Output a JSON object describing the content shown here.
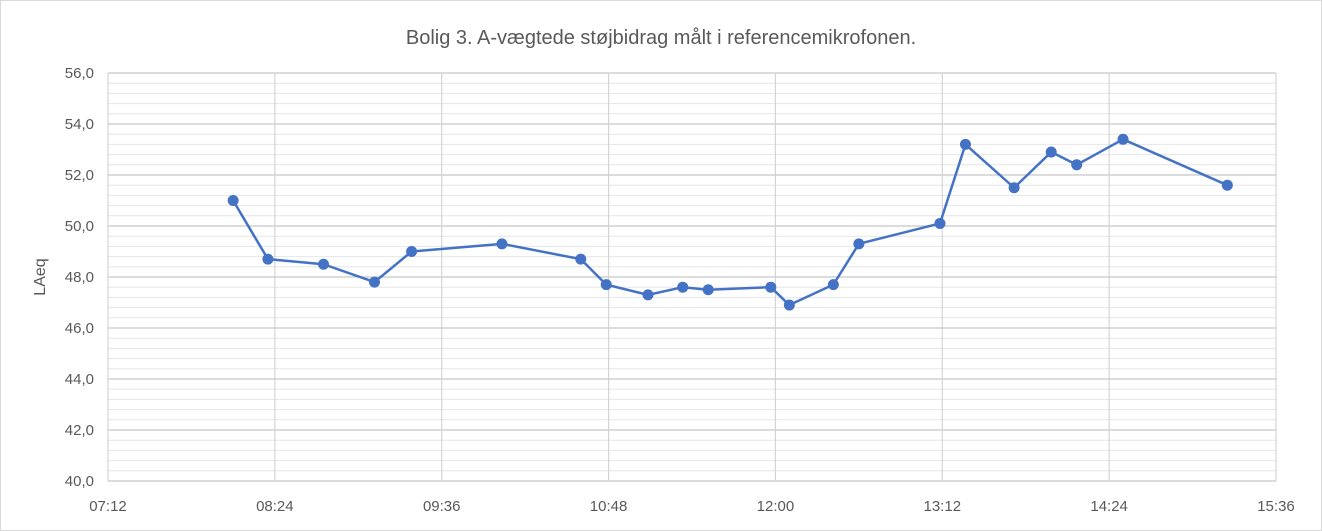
{
  "chart_data": {
    "type": "line",
    "title": "Bolig 3. A-vægtede støjbidrag målt i referencemikrofonen.",
    "xlabel": "",
    "ylabel": "LAeq",
    "xlim": [
      "07:12",
      "15:36"
    ],
    "ylim": [
      40.0,
      56.0
    ],
    "x_ticks": [
      "07:12",
      "08:24",
      "09:36",
      "10:48",
      "12:00",
      "13:12",
      "14:24",
      "15:36"
    ],
    "y_ticks": [
      "40,0",
      "42,0",
      "44,0",
      "46,0",
      "48,0",
      "50,0",
      "52,0",
      "54,0",
      "56,0"
    ],
    "grid": true,
    "legend": "none",
    "line_color": "#4472c4",
    "series": [
      {
        "x": [
          "08:06",
          "08:21",
          "08:45",
          "09:07",
          "09:23",
          "10:02",
          "10:36",
          "10:47",
          "11:05",
          "11:20",
          "11:31",
          "11:58",
          "12:06",
          "12:25",
          "12:36",
          "13:11",
          "13:22",
          "13:43",
          "13:59",
          "14:10",
          "14:30",
          "15:15"
        ],
        "values": [
          51.0,
          48.7,
          48.5,
          47.8,
          49.0,
          49.3,
          48.7,
          47.7,
          47.3,
          47.6,
          47.5,
          47.6,
          46.9,
          47.7,
          49.3,
          50.1,
          53.2,
          51.5,
          52.9,
          52.4,
          53.4,
          51.6
        ]
      }
    ]
  }
}
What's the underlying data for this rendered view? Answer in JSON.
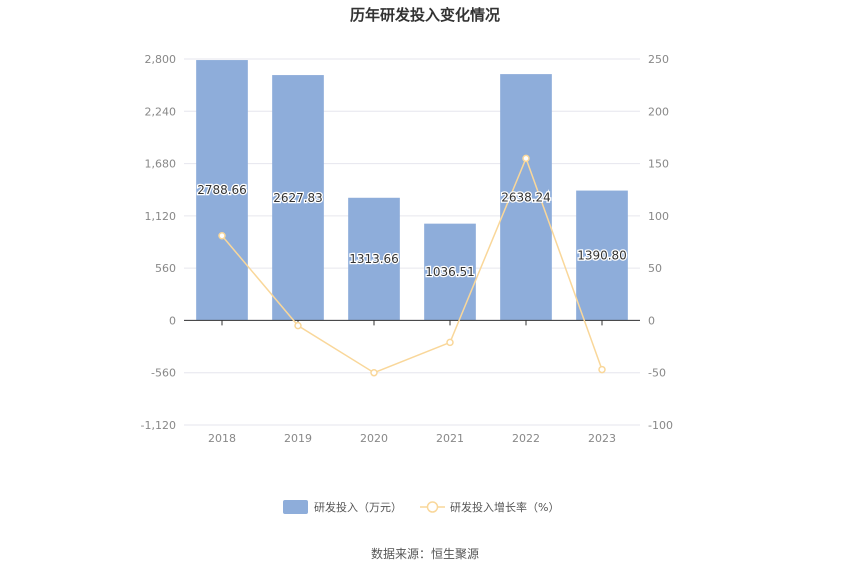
{
  "chart_data": {
    "title": "历年研发投入变化情况",
    "type": "bar",
    "categories": [
      "2018",
      "2019",
      "2020",
      "2021",
      "2022",
      "2023"
    ],
    "series": [
      {
        "name": "研发投入（万元）",
        "type": "bar",
        "axis": "left",
        "values": [
          2788.66,
          2627.83,
          1313.66,
          1036.51,
          2638.24,
          1390.8
        ],
        "labels": [
          "2788.66",
          "2627.83",
          "1313.66",
          "1036.51",
          "2638.24",
          "1390.80"
        ],
        "color": "#8eadda"
      },
      {
        "name": "研发投入增长率（%）",
        "type": "line",
        "axis": "right",
        "values": [
          81,
          -5,
          -50,
          -21,
          155,
          -47
        ],
        "color": "#f9d79a"
      }
    ],
    "left_axis": {
      "ylim": [
        -1120,
        2800
      ],
      "ticks": [
        "2,800",
        "2,240",
        "1,680",
        "1,120",
        "560",
        "0",
        "-560",
        "-1,120"
      ]
    },
    "right_axis": {
      "ylim": [
        -100,
        250
      ],
      "ticks": [
        "250",
        "200",
        "150",
        "100",
        "50",
        "0",
        "-50",
        "-100"
      ]
    },
    "grid": true,
    "legend_position": "bottom"
  },
  "source": "数据来源：恒生聚源"
}
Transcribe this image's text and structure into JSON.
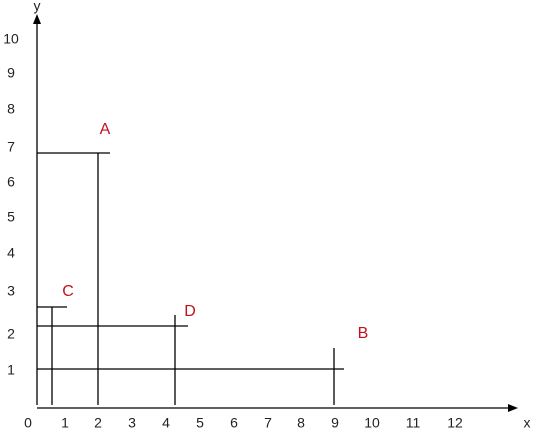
{
  "axes": {
    "x_label": "x",
    "y_label": "y",
    "x_ticks": [
      "0",
      "1",
      "2",
      "3",
      "4",
      "5",
      "6",
      "7",
      "8",
      "9",
      "10",
      "11",
      "12"
    ],
    "y_ticks": [
      "1",
      "2",
      "3",
      "4",
      "5",
      "6",
      "7",
      "8",
      "9",
      "10"
    ]
  },
  "points": [
    {
      "label": "A"
    },
    {
      "label": "B"
    },
    {
      "label": "C"
    },
    {
      "label": "D"
    }
  ]
}
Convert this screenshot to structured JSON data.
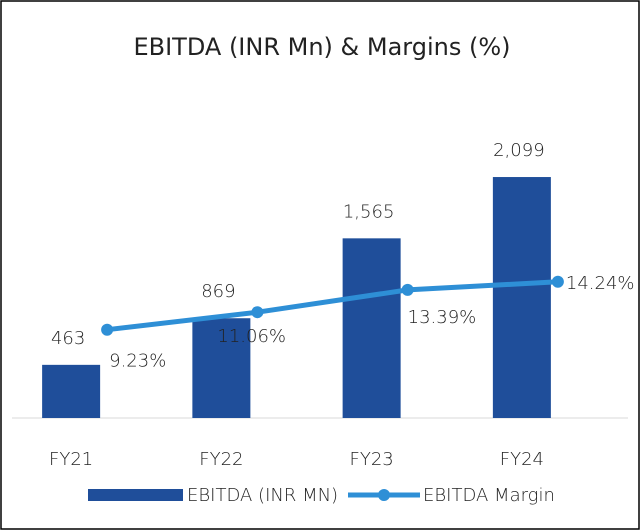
{
  "chart_data": {
    "type": "bar",
    "title": "EBITDA (INR Mn) & Margins (%)",
    "categories": [
      "FY21",
      "FY22",
      "FY23",
      "FY24"
    ],
    "series": [
      {
        "name": "EBITDA (INR MN)",
        "type": "bar",
        "color": "#1f4e9a",
        "values": [
          463,
          869,
          1565,
          2099
        ],
        "value_labels": [
          "463",
          "869",
          "1,565",
          "2,099"
        ]
      },
      {
        "name": "EBITDA Margin",
        "type": "line",
        "axis": "y2",
        "color": "#2e8fd6",
        "values": [
          9.23,
          11.06,
          13.39,
          14.24
        ],
        "value_labels": [
          "9.23%",
          "11.06%",
          "13.39%",
          "14.24%"
        ]
      }
    ],
    "ylim": [
      0,
      2500
    ],
    "y2lim": [
      0,
      30
    ],
    "legend": "bottom"
  }
}
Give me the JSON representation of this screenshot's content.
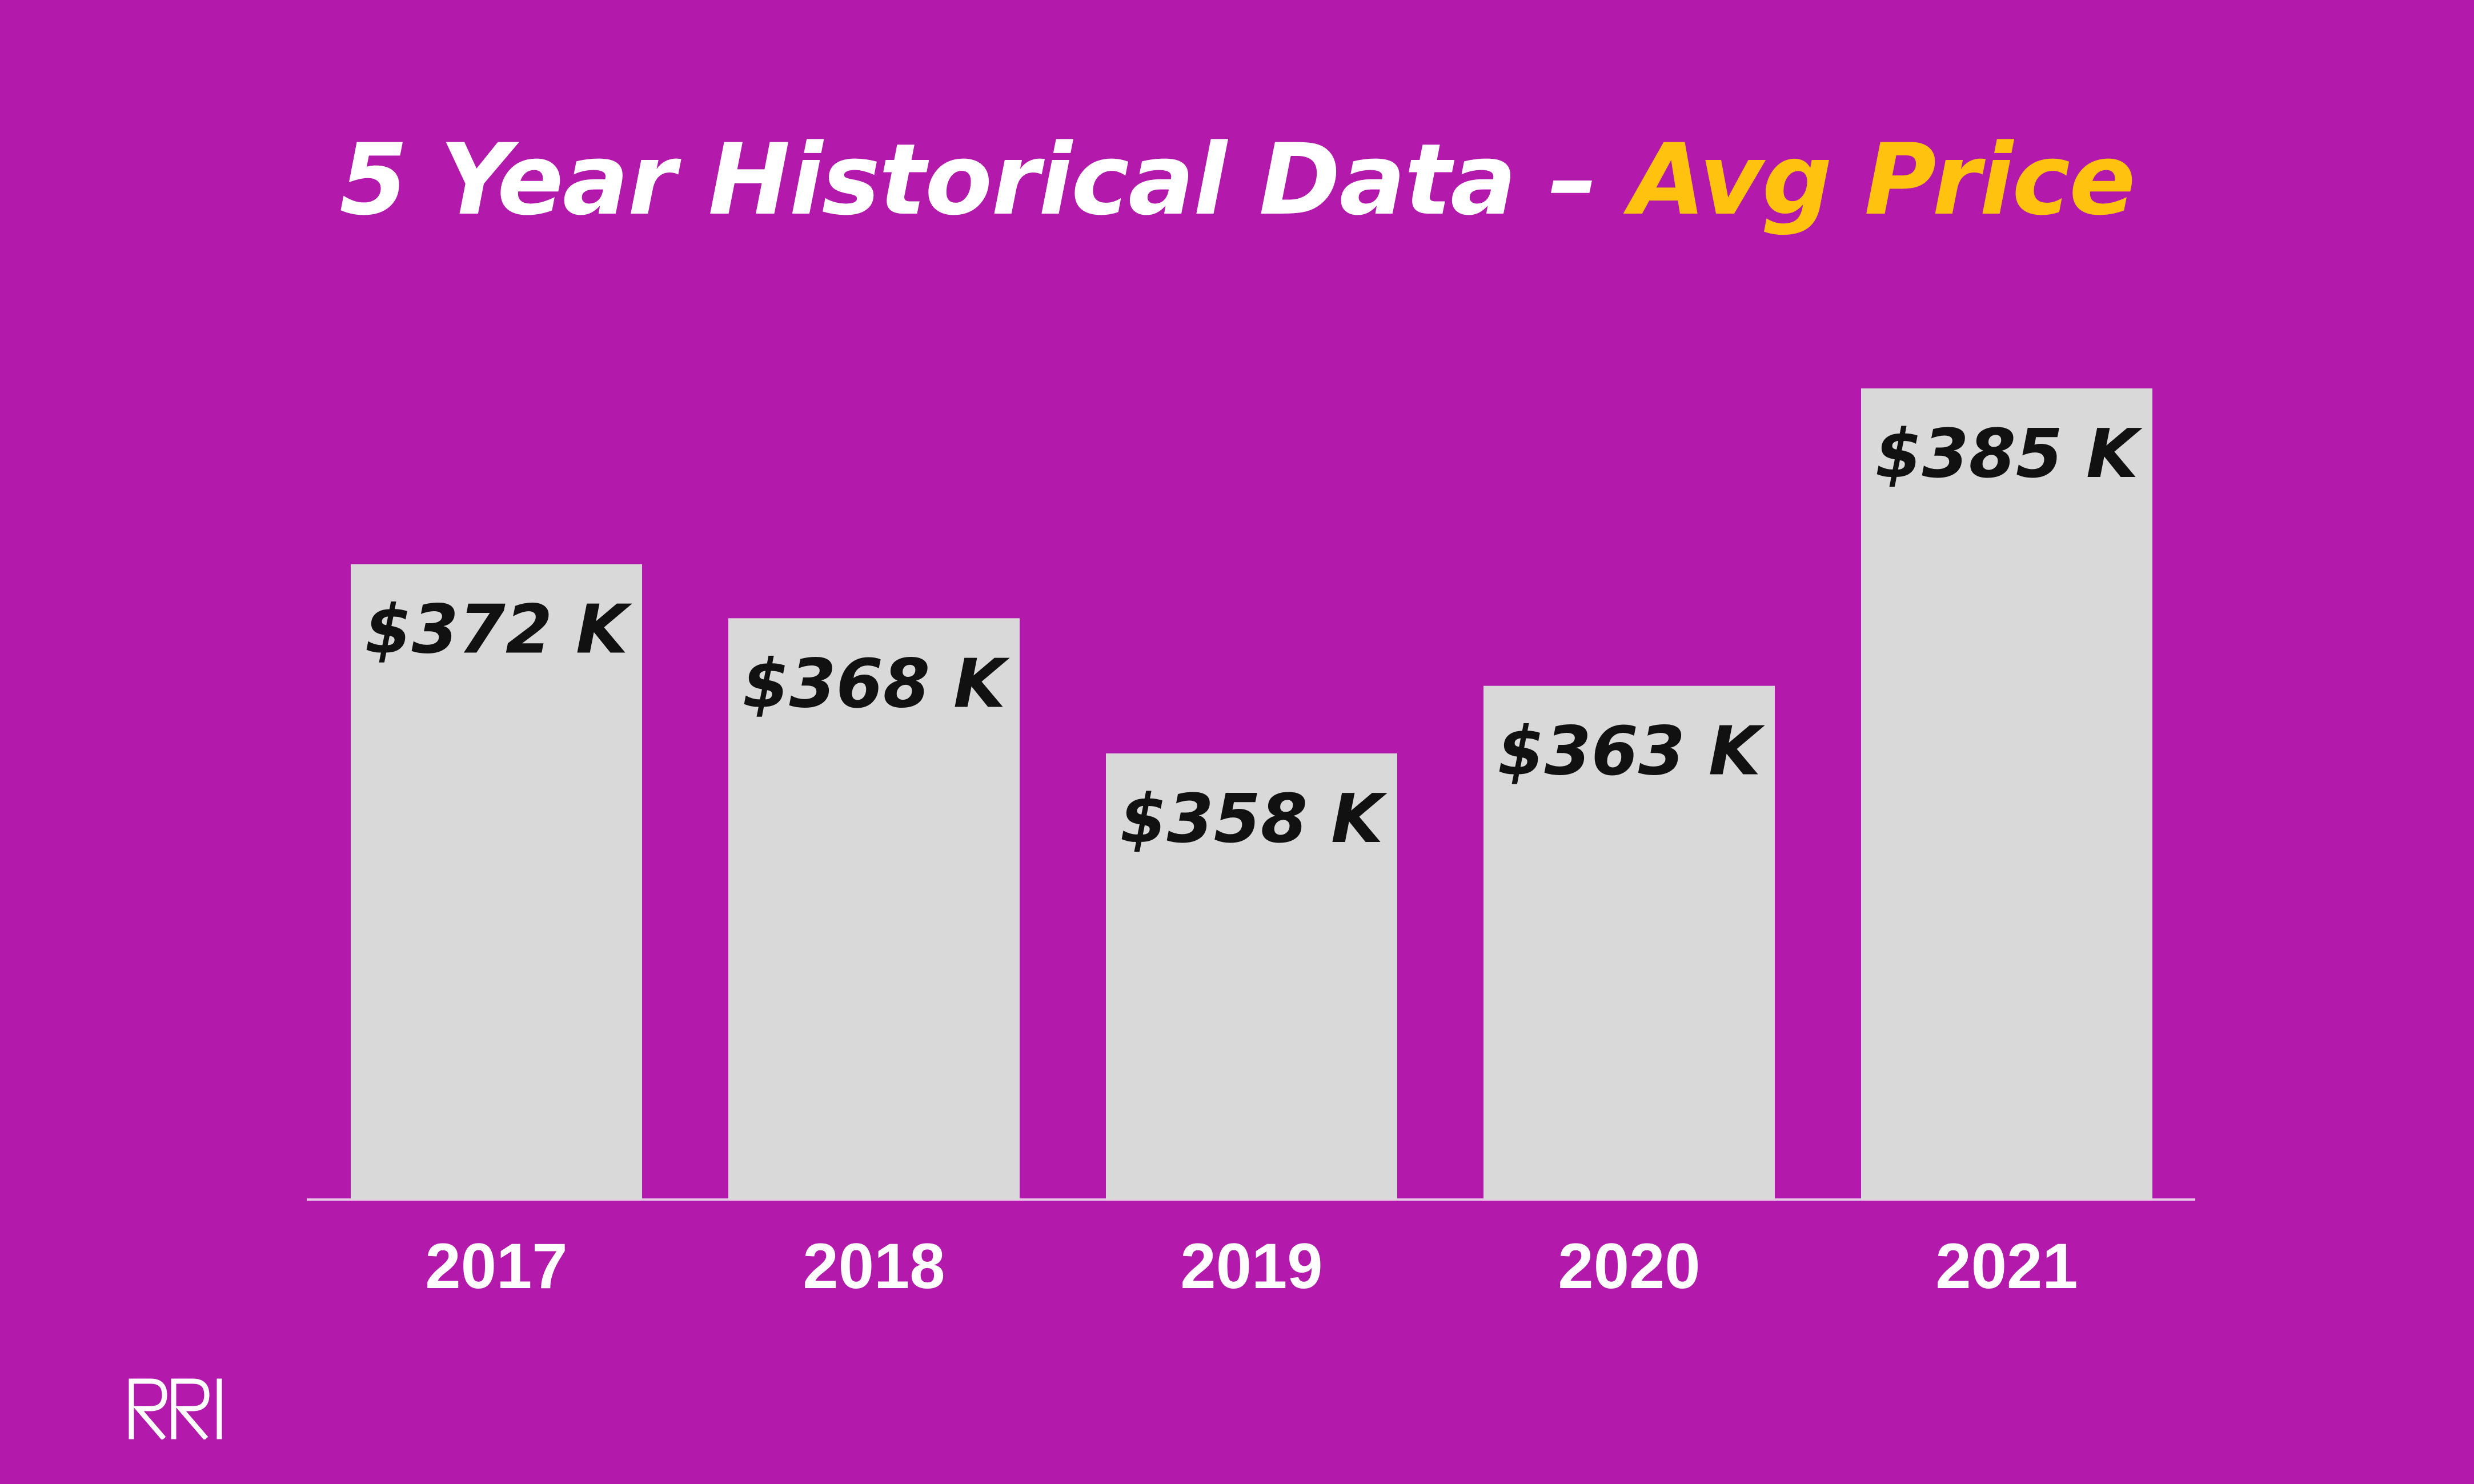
{
  "title": {
    "main": "5 Year Historical Data – ",
    "accent": "Avg Price"
  },
  "colors": {
    "background": "#b31aab",
    "bar": "#d9d9d9",
    "title_main": "#ffffff",
    "title_accent": "#ffc20e",
    "bar_label": "#111111",
    "axis_label": "#ffffff",
    "baseline": "#e8c6e6"
  },
  "logo": {
    "icon": "rri-logo-icon",
    "text": "RRI"
  },
  "chart_data": {
    "type": "bar",
    "categories": [
      "2017",
      "2018",
      "2019",
      "2020",
      "2021"
    ],
    "values": [
      372,
      368,
      358,
      363,
      385
    ],
    "data_labels": [
      "$372 K",
      "$368 K",
      "$358 K",
      "$363 K",
      "$385 K"
    ],
    "title": "5 Year Historical Data – Avg Price",
    "xlabel": "",
    "ylabel": "",
    "ylim": [
      325,
      390
    ],
    "grid": false,
    "legend": "none"
  }
}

◇ ◇ ◇ ◇

#### Brief:
Copy out every line where the word "content" occurs.

#### Complete answer:
Output a JSON object describing the content shown here.
Give me the JSON representation of this screenshot's content.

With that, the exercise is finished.